-- Description of the task --
Set down the final stretch of the data, from the line that holds "Type out the text in this image." through the last line, both included, with pictures left out.

-- Provided records --
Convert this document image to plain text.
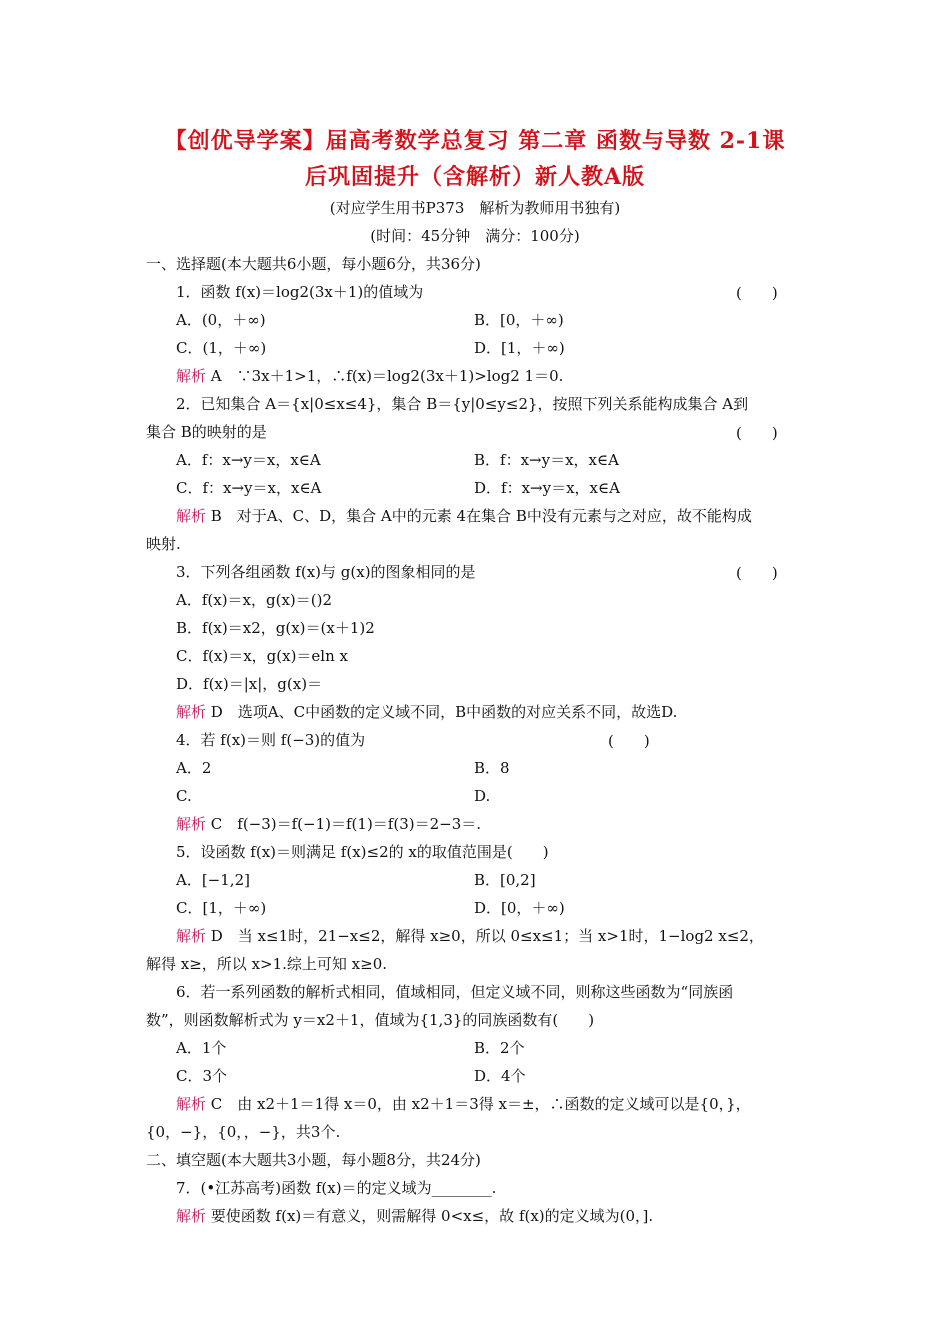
【创优导学案】届高考数学总复习 第二章 函数与导数 2-1课
后巩固提升（含解析）新人教A版
(对应学生用书P373　解析为教师用书独有)
(时间：45分钟　满分：100分)
一、选择题(本大题共6小题，每小题6分，共36分)
1．函数 f(x)＝log2(3x＋1)的值域为	(　　)
A．(0，＋∞)	B．[0，＋∞)
C．(1，＋∞)	D．[1，＋∞)
解析 A　∵3x＋1>1，∴f(x)＝log2(3x＋1)>log2 1＝0.
2．已知集合 A＝{x|0≤x≤4}，集合 B＝{y|0≤y≤2}，按照下列关系能构成集合 A到
集合 B的映射的是	(　　)
A．f：x→y＝x，x∈A	B．f：x→y＝x，x∈A
C．f：x→y＝x，x∈A	D．f：x→y＝x，x∈A
解析 B　对于A、C、D，集合 A中的元素 4在集合 B中没有元素与之对应，故不能构成
映射.
3．下列各组函数 f(x)与 g(x)的图象相同的是	(　　)
A．f(x)＝x，g(x)＝()2
B．f(x)＝x2，g(x)＝(x＋1)2
C．f(x)＝x，g(x)＝eln x
D．f(x)＝|x|，g(x)＝
解析 D　选项A、C中函数的定义域不同，B中函数的对应关系不同，故选D.
4．若 f(x)＝则 f(−3)的值为	(　　)
A．2	B．8
C.	D.
解析 C　f(−3)＝f(−1)＝f(1)＝f(3)＝2−3＝.
5．设函数 f(x)＝则满足 f(x)≤2的 x的取值范围是(　　)
A．[−1,2]	B．[0,2]
C．[1，＋∞)	D．[0，＋∞)
解析 D　当 x≤1时，21−x≤2，解得 x≥0，所以 0≤x≤1；当 x>1时，1−log2 x≤2，
解得 x≥，所以 x>1.综上可知 x≥0.
6．若一系列函数的解析式相同，值域相同，但定义域不同，则称这些函数为“同族函
数”，则函数解析式为 y＝x2＋1，值域为{1,3}的同族函数有(　　)
A．1个	B．2个
C．3个	D．4个
解析 C　由 x2＋1＝1得 x＝0，由 x2＋1＝3得 x＝±，∴函数的定义域可以是{0，}，
{0，−}，{0，，−}，共3个.
二、填空题(本大题共3小题，每小题8分，共24分)
7．(•江苏高考)函数 f(x)＝的定义域为________.
解析 要使函数 f(x)＝有意义，则需解得 0<x≤，故 f(x)的定义域为(0，].
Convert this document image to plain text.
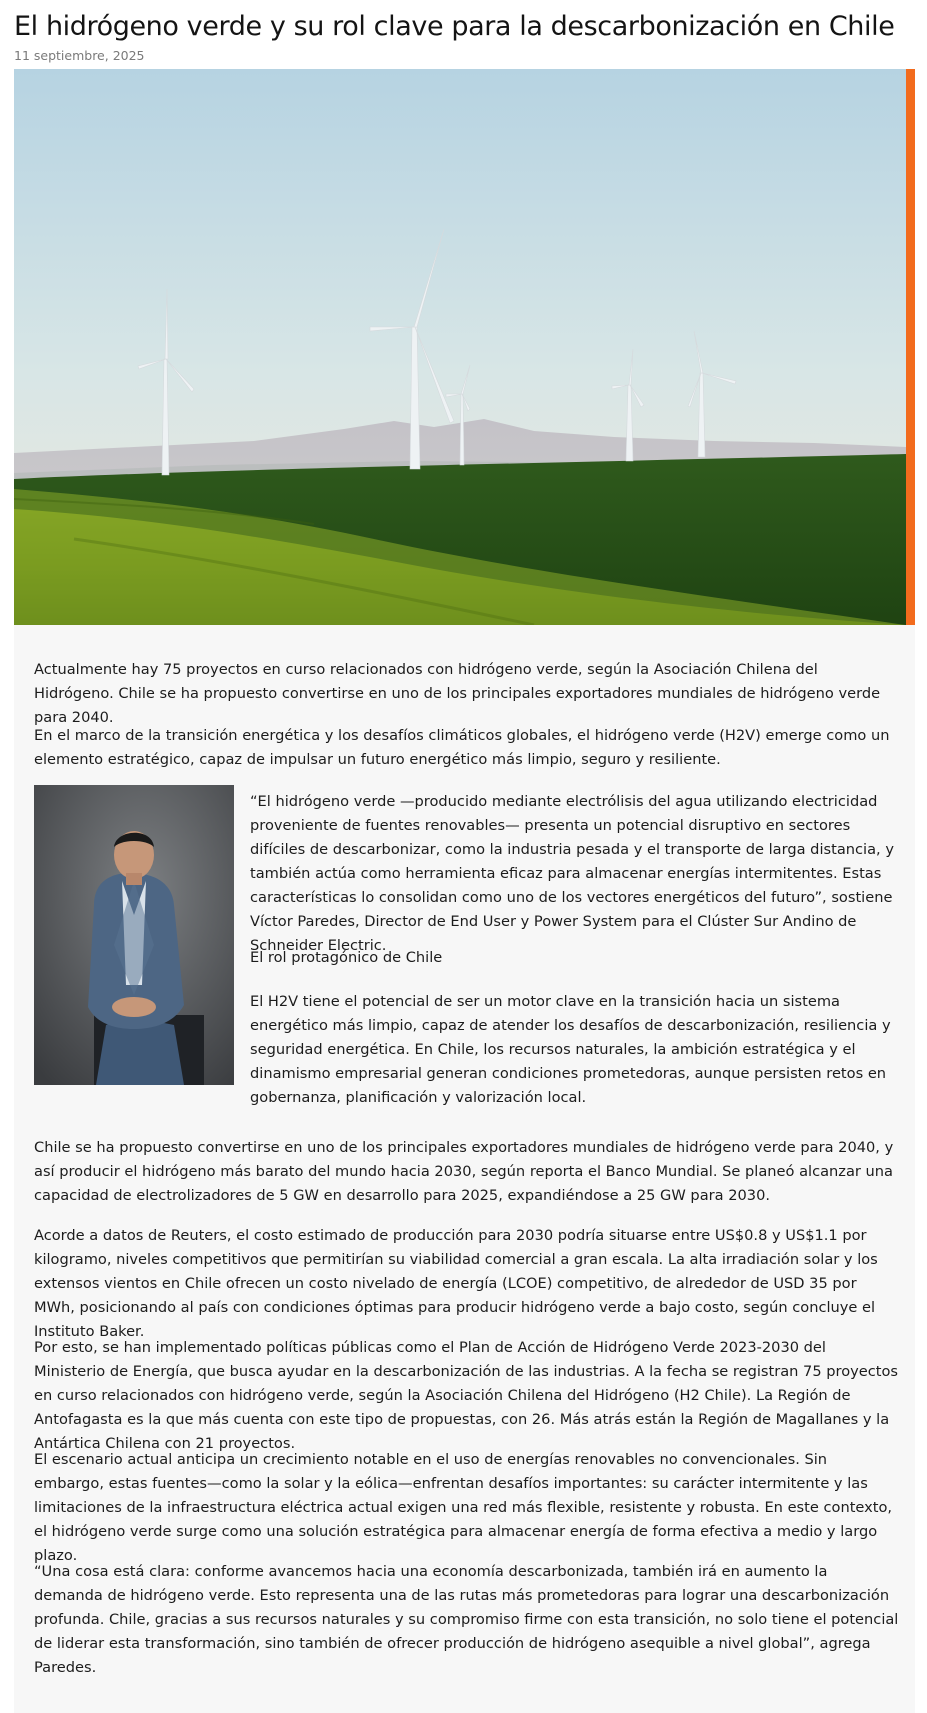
El hidrógeno verde y su rol clave para la descarbonización en Chile
11 septiembre, 2025

Actualmente hay 75 proyectos en curso relacionados con hidrógeno verde, según la Asociación Chilena del Hidrógeno. Chile se ha propuesto convertirse en uno de los principales exportadores mundiales de hidrógeno verde para 2040.

En el marco de la transición energética y los desafíos climáticos globales, el hidrógeno verde (H2V) emerge como un elemento estratégico, capaz de impulsar un futuro energético más limpio, seguro y resiliente.

“El hidrógeno verde —producido mediante electrólisis del agua utilizando electricidad proveniente de fuentes renovables— presenta un potencial disruptivo en sectores difíciles de descarbonizar, como la industria pesada y el transporte de larga distancia, y también actúa como herramienta eficaz para almacenar energías intermitentes. Estas características lo consolidan como uno de los vectores energéticos del futuro”, sostiene Víctor Paredes, Director de End User y Power System para el Clúster Sur Andino de Schneider Electric.

El rol protagónico de Chile

El H2V tiene el potencial de ser un motor clave en la transición hacia un sistema energético más limpio, capaz de atender los desafíos de descarbonización, resiliencia y seguridad energética. En Chile, los recursos naturales, la ambición estratégica y el dinamismo empresarial generan condiciones prometedoras, aunque persisten retos en gobernanza, planificación y valorización local.

Chile se ha propuesto convertirse en uno de los principales exportadores mundiales de hidrógeno verde para 2040, y así producir el hidrógeno más barato del mundo hacia 2030, según reporta el Banco Mundial. Se planeó alcanzar una capacidad de electrolizadores de 5 GW en desarrollo para 2025, expandiéndose a 25 GW para 2030.

Acorde a datos de Reuters, el costo estimado de producción para 2030 podría situarse entre US$0.8 y US$1.1 por kilogramo, niveles competitivos que permitirían su viabilidad comercial a gran escala. La alta irradiación solar y los extensos vientos en Chile ofrecen un costo nivelado de energía (LCOE) competitivo, de alrededor de USD 35 por MWh, posicionando al país con condiciones óptimas para producir hidrógeno verde a bajo costo, según concluye el Instituto Baker.

Por esto, se han implementado políticas públicas como el Plan de Acción de Hidrógeno Verde 2023-2030 del Ministerio de Energía, que busca ayudar en la descarbonización de las industrias. A la fecha se registran 75 proyectos en curso relacionados con hidrógeno verde, según la Asociación Chilena del Hidrógeno (H2 Chile). La Región de Antofagasta es la que más cuenta con este tipo de propuestas, con 26. Más atrás están la Región de Magallanes y la Antártica Chilena con 21 proyectos.

El escenario actual anticipa un crecimiento notable en el uso de energías renovables no convencionales. Sin embargo, estas fuentes—como la solar y la eólica—enfrentan desafíos importantes: su carácter intermitente y las limitaciones de la infraestructura eléctrica actual exigen una red más flexible, resistente y robusta. En este contexto, el hidrógeno verde surge como una solución estratégica para almacenar energía de forma efectiva a medio y largo plazo.

“Una cosa está clara: conforme avancemos hacia una economía descarbonizada, también irá en aumento la demanda de hidrógeno verde. Esto representa una de las rutas más prometedoras para lograr una descarbonización profunda. Chile, gracias a sus recursos naturales y su compromiso firme con esta transición, no solo tiene el potencial de liderar esta transformación, sino también de ofrecer producción de hidrógeno asequible a nivel global”, agrega Paredes.
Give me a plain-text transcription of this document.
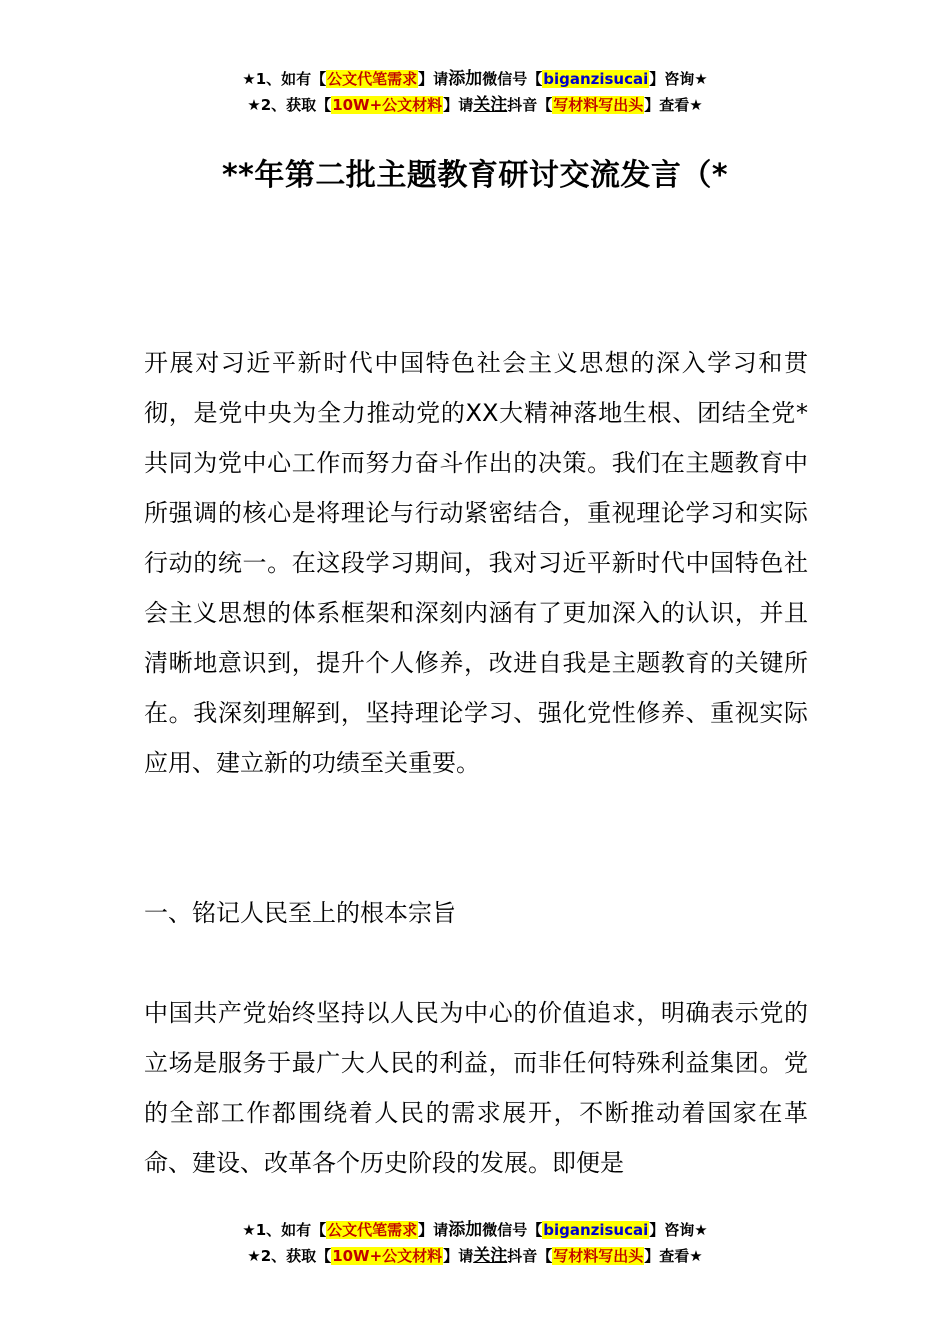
★1、如有【公文代笔需求】请添加微信号【biganzisucai】咨询★
★2、获取【10W+公文材料】请关注抖音【写材料写出头】查看★
**年第二批主题教育研讨交流发言（*
开展对习近平新时代中国特色社会主义思想的深入学习和贯彻，是党中央为全力推动党的XX大精神落地生根、团结全党*共同为党中心工作而努力奋斗作出的决策。我们在主题教育中所强调的核心是将理论与行动紧密结合，重视理论学习和实际行动的统一。在这段学习期间，我对习近平新时代中国特色社会主义思想的体系框架和深刻内涵有了更加深入的认识，并且清晰地意识到，提升个人修养，改进自我是主题教育的关键所在。我深刻理解到，坚持理论学习、强化党性修养、重视实际应用、建立新的功绩至关重要。
一、铭记人民至上的根本宗旨
中国共产党始终坚持以人民为中心的价值追求，明确表示党的立场是服务于最广大人民的利益，而非任何特殊利益集团。党的全部工作都围绕着人民的需求展开，不断推动着国家在革命、建设、改革各个历史阶段的发展。即便是
★1、如有【公文代笔需求】请添加微信号【biganzisucai】咨询★
★2、获取【10W+公文材料】请关注抖音【写材料写出头】查看★
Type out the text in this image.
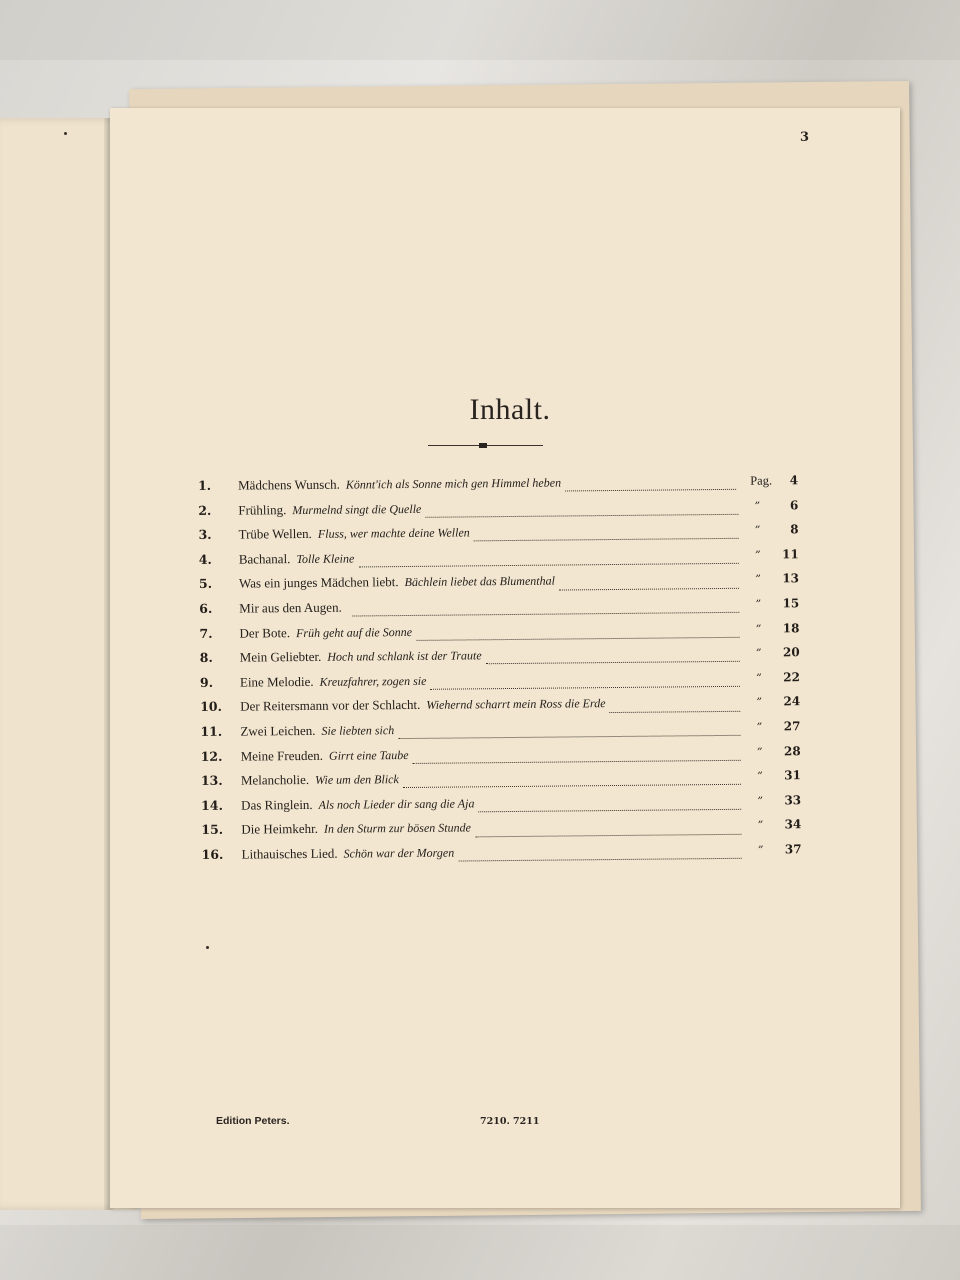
3
Inhalt.
1.	Mädchens Wunsch. Könnt'ich als Sonne mich gen Himmel heben	Pag.	4
2.	Frühling. Murmelnd singt die Quelle	”	6
3.	Trübe Wellen. Fluss, wer machte deine Wellen	”	8
4.	Bachanal. Tolle Kleine	”	11
5.	Was ein junges Mädchen liebt. Bächlein liebet das Blumenthal	”	13
6.	Mir aus den Augen.	”	15
7.	Der Bote. Früh geht auf die Sonne	”	18
8.	Mein Geliebter. Hoch und schlank ist der Traute	”	20
9.	Eine Melodie. Kreuzfahrer, zogen sie	”	22
10.	Der Reitersmann vor der Schlacht. Wiehernd scharrt mein Ross die Erde	”	24
11.	Zwei Leichen. Sie liebten sich	”	27
12.	Meine Freuden. Girrt eine Taube	”	28
13.	Melancholie. Wie um den Blick	”	31
14.	Das Ringlein. Als noch Lieder dir sang die Aja	”	33
15.	Die Heimkehr. In den Sturm zur bösen Stunde	”	34
16.	Lithauisches Lied. Schön war der Morgen	”	37
Edition Peters.	7210. 7211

-- The response --
Type out the text in this image.
3
Inhalt.
1.	Mädchens Wunsch. Könnt'ich als Sonne mich gen Himmel heben	Pag.	4
2.	Frühling. Murmelnd singt die Quelle	”	6
3.	Trübe Wellen. Fluss, wer machte deine Wellen	”	8
4.	Bachanal. Tolle Kleine	”	11
5.	Was ein junges Mädchen liebt. Bächlein liebet das Blumenthal	”	13
6.	Mir aus den Augen.	”	15
7.	Der Bote. Früh geht auf die Sonne	”	18
8.	Mein Geliebter. Hoch und schlank ist der Traute	”	20
9.	Eine Melodie. Kreuzfahrer, zogen sie	”	22
10.	Der Reitersmann vor der Schlacht. Wiehernd scharrt mein Ross die Erde	”	24
11.	Zwei Leichen. Sie liebten sich	”	27
12.	Meine Freuden. Girrt eine Taube	”	28
13.	Melancholie. Wie um den Blick	”	31
14.	Das Ringlein. Als noch Lieder dir sang die Aja	”	33
15.	Die Heimkehr. In den Sturm zur bösen Stunde	”	34
16.	Lithauisches Lied. Schön war der Morgen	”	37
Edition Peters.	7210. 7211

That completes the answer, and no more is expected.